# Text shown
•••••
To overcome this issue, an improved drop-in method called the auto-centering has been developed recently [4]. This method is based on the use of the geometrical relationship between lens diameter, lens radius of curvature, and the thread angle of the retaining ring. The barrel thread angle and the spatial profile of the peripheral region of the lens surface are selected to create auto-centering conditions, whereby any decentering of the retaining ring and a corresponding tilt of the retaining ring have counterbalancing effects on the centering of the optical element. Thus, the lens is maintained aligned independently of the ring positioning error. The thread angle to meet the auto-centering condition for a given lens geometry is defined by the following equation:
$$\varphi_{\text{threads}} = 2\tan^{ - 1} \left( {\frac{{d_{\text{ring}} }}{{2\sqrt {R^{2} - Y^{2} } + 2h + T}}} \right),$$
(2)
•••••
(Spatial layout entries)
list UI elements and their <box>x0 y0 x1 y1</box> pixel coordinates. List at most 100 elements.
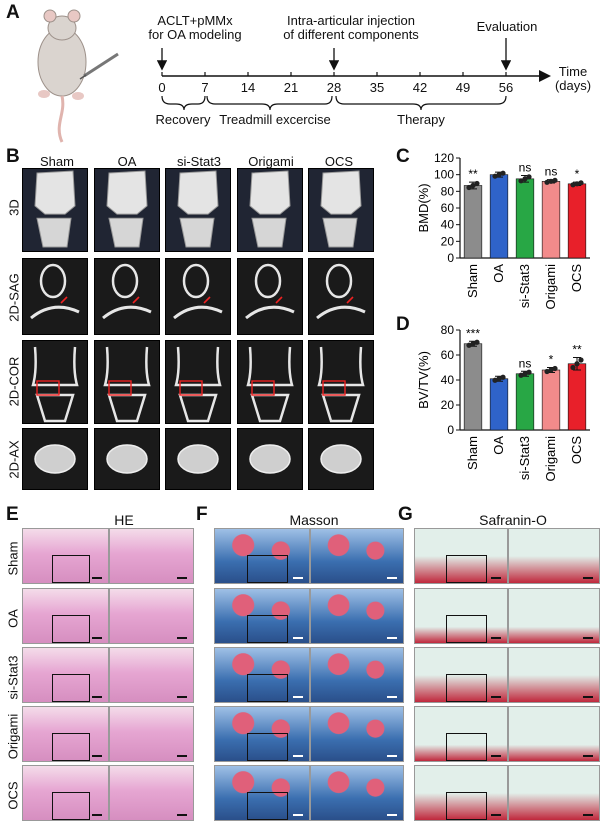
zoom-region-box <box>446 554 487 583</box>
phase-treadmill: Treadmill excercise <box>219 112 331 127</box>
panel-label-d: D <box>396 314 410 335</box>
histo-overview-he-si-stat3 <box>22 647 109 703</box>
scale-bar <box>177 577 187 579</box>
scale-bar <box>583 637 593 639</box>
data-point <box>474 339 480 345</box>
scale-bar <box>177 696 187 698</box>
stain-he: HE <box>114 512 134 528</box>
y-tick-label: 120 <box>434 151 454 165</box>
scale-bar <box>293 814 303 816</box>
ct-row-3d: 3D <box>6 199 22 216</box>
significance-label: ns <box>519 161 532 175</box>
stain-masson: Masson <box>289 512 339 528</box>
histo-zoom-safranin-o-sham <box>508 528 600 584</box>
ct-image-2d-ax-sham <box>22 428 88 490</box>
scale-bar <box>583 577 593 579</box>
panel-label-c: C <box>396 146 410 167</box>
significance-label: ** <box>468 167 478 181</box>
panel-label-g: G <box>398 504 413 525</box>
ct-image-2d-ax-si-stat3 <box>165 428 231 490</box>
category-label: Origami <box>543 436 558 482</box>
data-point <box>574 181 580 187</box>
panel-label-f: F <box>196 504 208 525</box>
data-point <box>470 341 476 347</box>
scale-bar <box>177 814 187 816</box>
data-point <box>522 371 528 377</box>
scale-bar <box>92 755 102 757</box>
scale-bar <box>92 814 102 816</box>
category-label: Origami <box>543 264 558 310</box>
category-label: si-Stat3 <box>517 264 532 308</box>
scale-bar <box>583 755 593 757</box>
zoom-region-box <box>51 614 90 643</box>
data-point <box>466 342 472 348</box>
panel-label-b: B <box>6 146 20 167</box>
y-tick-label: 20 <box>441 398 455 412</box>
y-tick-label: 80 <box>441 323 455 337</box>
scale-bar <box>92 696 102 698</box>
data-point <box>500 170 506 176</box>
ct-image-2d-ax-origami <box>237 428 303 490</box>
data-point <box>470 182 476 189</box>
histo-overview-safranin-o-si-stat3 <box>414 647 508 703</box>
timeline-tick-label: 28 <box>326 80 342 95</box>
histo-zoom-masson-oa <box>310 588 404 644</box>
ct-image-2d-ax-ocs <box>308 428 374 490</box>
zoom-region-box <box>246 614 289 643</box>
histo-overview-safranin-o-origami <box>414 706 508 762</box>
histo-overview-masson-si-stat3 <box>214 647 310 703</box>
ct-image-3d-origami <box>237 168 303 252</box>
timeline-tick-label: 0 <box>158 80 166 95</box>
y-tick-label: 80 <box>441 184 455 198</box>
ct-image-2d-sag-sham <box>22 258 88 335</box>
y-tick-label: 60 <box>441 348 455 362</box>
scale-bar <box>293 637 303 639</box>
data-point <box>570 364 576 371</box>
timeline-tick-label: 14 <box>240 80 256 95</box>
data-point <box>570 182 576 188</box>
scale-bar <box>387 755 397 757</box>
zoom-region-box <box>446 673 487 702</box>
data-point <box>496 376 502 382</box>
histo-zoom-he-si-stat3 <box>109 647 194 703</box>
histo-zoom-he-sham <box>109 528 194 584</box>
ct-row-2dax: 2D-AX <box>6 440 22 479</box>
y-tick-label: 40 <box>441 373 455 387</box>
data-point <box>552 177 558 183</box>
histo-overview-safranin-o-ocs <box>414 765 508 821</box>
ct-image-2d-cor-oa <box>94 340 160 424</box>
zoom-region-box <box>51 673 90 702</box>
zoom-region-box <box>446 791 487 820</box>
y-tick-label: 100 <box>434 168 454 182</box>
zoom-region-box <box>246 732 289 761</box>
histo-overview-safranin-o-sham <box>414 528 508 584</box>
phase-therapy: Therapy <box>397 112 445 127</box>
timeline-tick-label: 56 <box>498 80 514 95</box>
histo-overview-safranin-o-oa <box>414 588 508 644</box>
category-label: si-Stat3 <box>517 436 532 480</box>
label-modeling: ACLT+pMMx for OA modeling <box>148 13 242 42</box>
category-label: OCS <box>569 436 584 465</box>
scale-bar <box>491 696 501 698</box>
histo-row-ocs: OCS <box>5 781 21 810</box>
histo-overview-masson-sham <box>214 528 310 584</box>
data-point <box>466 184 472 191</box>
bar-oa <box>489 174 509 259</box>
ct-image-3d-ocs <box>308 168 374 252</box>
timeline-tick-label: 21 <box>283 80 299 95</box>
histo-zoom-masson-ocs <box>310 765 404 821</box>
scale-bar <box>491 637 501 639</box>
timeline-tick-label: 7 <box>201 80 209 95</box>
ct-image-2d-cor-si-stat3 <box>165 340 231 424</box>
zoom-region-box <box>446 732 487 761</box>
significance-label: ns <box>545 165 558 179</box>
timeline-tick-label: 42 <box>412 80 428 95</box>
data-point <box>552 365 558 372</box>
ct-col-origami: Origami <box>248 154 294 169</box>
scale-bar <box>177 755 187 757</box>
data-point <box>522 176 528 182</box>
scale-bar <box>491 577 501 579</box>
data-point <box>526 369 532 375</box>
data-point <box>548 367 554 373</box>
histo-overview-he-origami <box>22 706 109 762</box>
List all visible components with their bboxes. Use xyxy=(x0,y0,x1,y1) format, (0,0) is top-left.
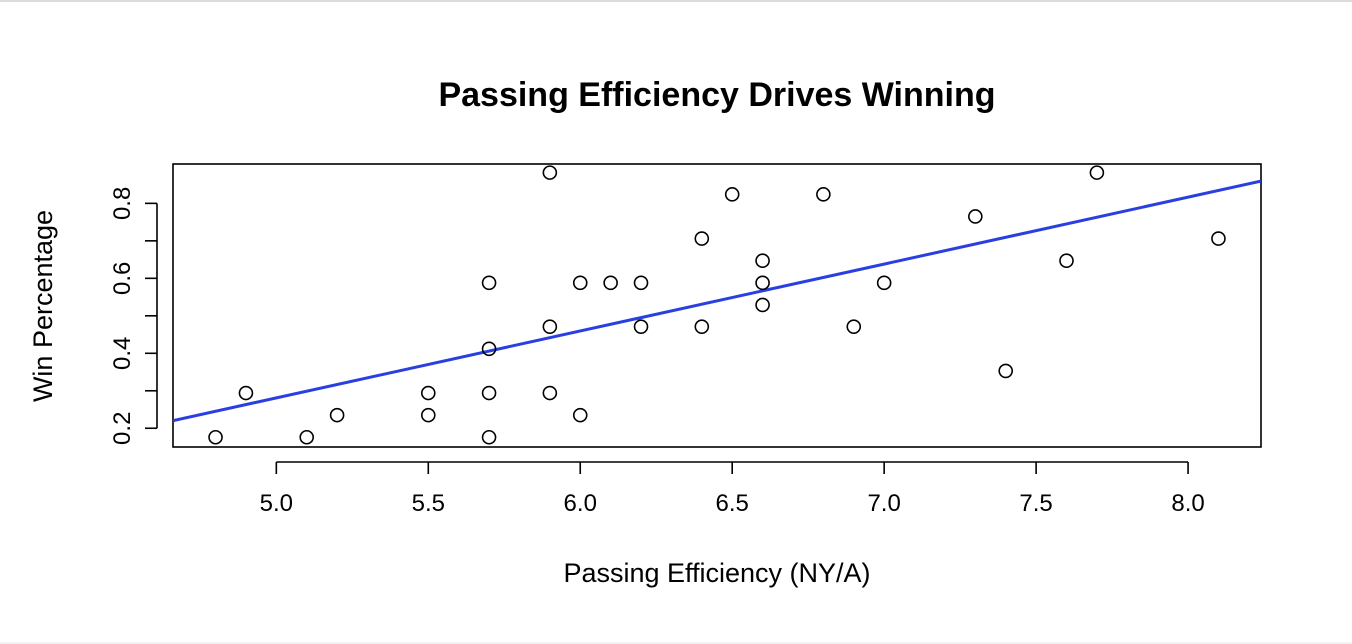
•••••
# What is needed
Please answer from the passage on auto-centering: the method is based on the geometrical relationship between which three quantities?

# Output of the exercise
Lens diameter, lens radius of curvature, and the thread angle of the retaining ring.